**EXERCISE BRIEF:**
Pull every line containing "processes" out of the material below.

**MATERIAL PROVIDED:**
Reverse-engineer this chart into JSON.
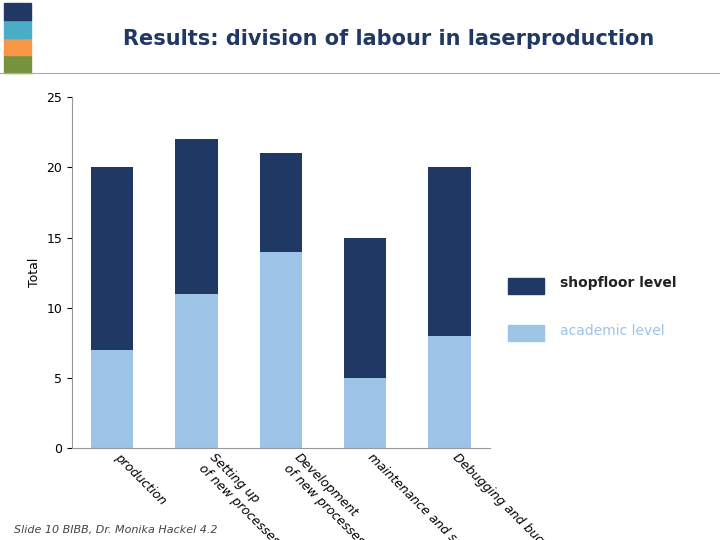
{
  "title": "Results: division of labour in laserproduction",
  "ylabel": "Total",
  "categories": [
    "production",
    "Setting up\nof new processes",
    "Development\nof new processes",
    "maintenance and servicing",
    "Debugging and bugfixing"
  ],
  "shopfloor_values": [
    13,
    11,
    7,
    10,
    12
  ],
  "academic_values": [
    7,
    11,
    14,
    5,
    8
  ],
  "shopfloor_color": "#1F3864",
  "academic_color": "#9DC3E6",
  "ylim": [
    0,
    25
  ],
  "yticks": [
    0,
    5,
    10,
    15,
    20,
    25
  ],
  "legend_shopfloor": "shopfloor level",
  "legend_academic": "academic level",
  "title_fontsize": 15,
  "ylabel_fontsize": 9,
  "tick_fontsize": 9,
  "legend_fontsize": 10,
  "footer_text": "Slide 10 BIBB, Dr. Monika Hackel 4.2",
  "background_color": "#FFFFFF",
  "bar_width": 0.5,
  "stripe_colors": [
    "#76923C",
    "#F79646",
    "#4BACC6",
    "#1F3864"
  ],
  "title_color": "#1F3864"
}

**TASK SOLUTION:**
    "Setting up\nof new processes",
    "Development\nof new processes",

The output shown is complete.